→ **EXCERPTED DATA**
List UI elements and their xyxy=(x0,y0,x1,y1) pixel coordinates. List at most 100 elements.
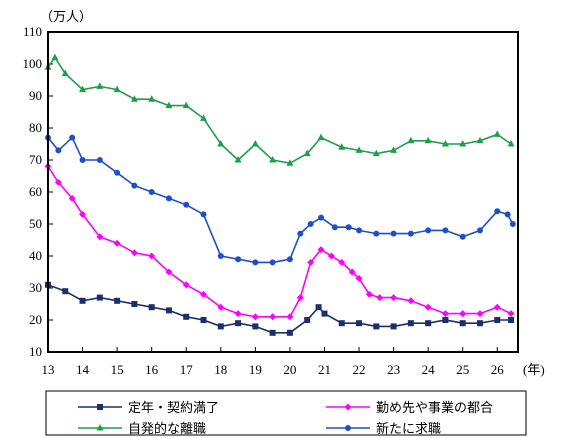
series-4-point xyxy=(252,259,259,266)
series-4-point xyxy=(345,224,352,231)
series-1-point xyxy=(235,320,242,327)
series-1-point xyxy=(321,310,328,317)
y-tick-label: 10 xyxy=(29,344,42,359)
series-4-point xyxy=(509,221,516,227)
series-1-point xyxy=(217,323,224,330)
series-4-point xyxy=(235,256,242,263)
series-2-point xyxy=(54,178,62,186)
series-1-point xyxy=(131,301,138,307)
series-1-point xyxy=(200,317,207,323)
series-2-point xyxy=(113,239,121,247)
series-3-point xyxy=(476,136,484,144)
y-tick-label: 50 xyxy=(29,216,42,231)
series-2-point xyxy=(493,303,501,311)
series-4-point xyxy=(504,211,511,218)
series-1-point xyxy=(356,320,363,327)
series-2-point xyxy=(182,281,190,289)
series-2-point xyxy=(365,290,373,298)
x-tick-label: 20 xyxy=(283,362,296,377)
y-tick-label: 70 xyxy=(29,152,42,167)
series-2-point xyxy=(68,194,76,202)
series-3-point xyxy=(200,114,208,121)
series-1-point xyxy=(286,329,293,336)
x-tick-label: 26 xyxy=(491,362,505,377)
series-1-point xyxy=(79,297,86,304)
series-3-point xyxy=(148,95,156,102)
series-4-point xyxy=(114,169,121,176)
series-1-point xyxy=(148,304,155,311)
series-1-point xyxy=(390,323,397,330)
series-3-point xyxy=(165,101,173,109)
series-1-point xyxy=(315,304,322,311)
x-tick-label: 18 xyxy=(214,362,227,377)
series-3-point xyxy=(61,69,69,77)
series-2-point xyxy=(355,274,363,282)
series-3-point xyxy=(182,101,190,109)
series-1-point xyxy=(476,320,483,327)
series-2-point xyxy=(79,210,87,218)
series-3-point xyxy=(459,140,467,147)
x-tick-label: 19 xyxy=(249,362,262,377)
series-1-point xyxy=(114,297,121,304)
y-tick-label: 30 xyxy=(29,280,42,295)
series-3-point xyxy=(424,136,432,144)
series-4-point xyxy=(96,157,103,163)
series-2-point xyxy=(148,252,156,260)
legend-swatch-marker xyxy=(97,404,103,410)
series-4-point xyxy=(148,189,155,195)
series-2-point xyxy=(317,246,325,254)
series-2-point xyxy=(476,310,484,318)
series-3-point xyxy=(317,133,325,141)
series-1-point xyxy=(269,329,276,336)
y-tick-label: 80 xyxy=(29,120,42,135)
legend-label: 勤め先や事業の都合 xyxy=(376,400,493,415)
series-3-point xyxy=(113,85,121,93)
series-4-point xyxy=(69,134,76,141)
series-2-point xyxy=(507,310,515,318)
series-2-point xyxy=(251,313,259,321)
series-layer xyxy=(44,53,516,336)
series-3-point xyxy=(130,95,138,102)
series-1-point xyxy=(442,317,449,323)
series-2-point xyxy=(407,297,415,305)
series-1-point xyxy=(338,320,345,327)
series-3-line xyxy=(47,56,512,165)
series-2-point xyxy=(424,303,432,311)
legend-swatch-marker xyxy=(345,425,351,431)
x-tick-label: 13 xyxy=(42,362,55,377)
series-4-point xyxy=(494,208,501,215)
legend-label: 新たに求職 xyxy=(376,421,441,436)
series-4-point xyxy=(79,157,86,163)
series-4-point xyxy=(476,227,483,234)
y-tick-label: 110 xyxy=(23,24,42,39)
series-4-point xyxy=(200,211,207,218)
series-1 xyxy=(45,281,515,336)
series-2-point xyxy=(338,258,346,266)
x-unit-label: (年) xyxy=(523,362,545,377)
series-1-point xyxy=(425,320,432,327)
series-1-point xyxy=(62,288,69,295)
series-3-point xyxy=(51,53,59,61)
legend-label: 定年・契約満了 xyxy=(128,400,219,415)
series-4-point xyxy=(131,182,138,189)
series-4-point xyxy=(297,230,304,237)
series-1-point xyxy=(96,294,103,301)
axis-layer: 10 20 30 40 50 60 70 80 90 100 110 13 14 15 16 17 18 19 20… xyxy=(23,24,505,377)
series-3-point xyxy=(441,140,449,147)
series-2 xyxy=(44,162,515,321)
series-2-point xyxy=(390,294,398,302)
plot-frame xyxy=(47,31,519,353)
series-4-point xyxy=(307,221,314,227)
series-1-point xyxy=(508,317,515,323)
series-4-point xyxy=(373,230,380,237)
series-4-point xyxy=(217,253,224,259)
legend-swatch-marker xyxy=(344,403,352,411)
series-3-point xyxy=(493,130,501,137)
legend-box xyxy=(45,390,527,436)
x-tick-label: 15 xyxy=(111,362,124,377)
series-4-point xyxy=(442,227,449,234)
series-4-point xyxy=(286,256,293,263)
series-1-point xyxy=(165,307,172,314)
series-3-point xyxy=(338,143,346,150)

→ **REQUEST**
Could you change "y-tick-label" to "y-axis-label" in the records from the line with "series-4-point xyxy=(252,259,259,266)" to the line with "series-3-point xyxy=(200,114,208,121)", keeping everything else the same, and return only those lines?

→ **OUTPUT FOR THIS TASK**
series-4-point xyxy=(252,259,259,266)
series-4-point xyxy=(345,224,352,231)
series-1-point xyxy=(235,320,242,327)
series-1-point xyxy=(321,310,328,317)
y-axis-label: 10 xyxy=(29,344,42,359)
series-4-point xyxy=(509,221,516,227)
series-1-point xyxy=(217,323,224,330)
series-4-point xyxy=(235,256,242,263)
series-2-point xyxy=(54,178,62,186)
series-1-point xyxy=(131,301,138,307)
series-1-point xyxy=(200,317,207,323)
series-2-point xyxy=(113,239,121,247)
series-3-point xyxy=(476,136,484,144)
y-axis-label: 50 xyxy=(29,216,42,231)
series-2-point xyxy=(493,303,501,311)
series-4-point xyxy=(504,211,511,218)
series-1-point xyxy=(356,320,363,327)
series-2-point xyxy=(182,281,190,289)
series-2-point xyxy=(365,290,373,298)
x-tick-label: 20 xyxy=(283,362,296,377)
y-axis-label: 70 xyxy=(29,152,42,167)
series-2-point xyxy=(68,194,76,202)
series-3-point xyxy=(200,114,208,121)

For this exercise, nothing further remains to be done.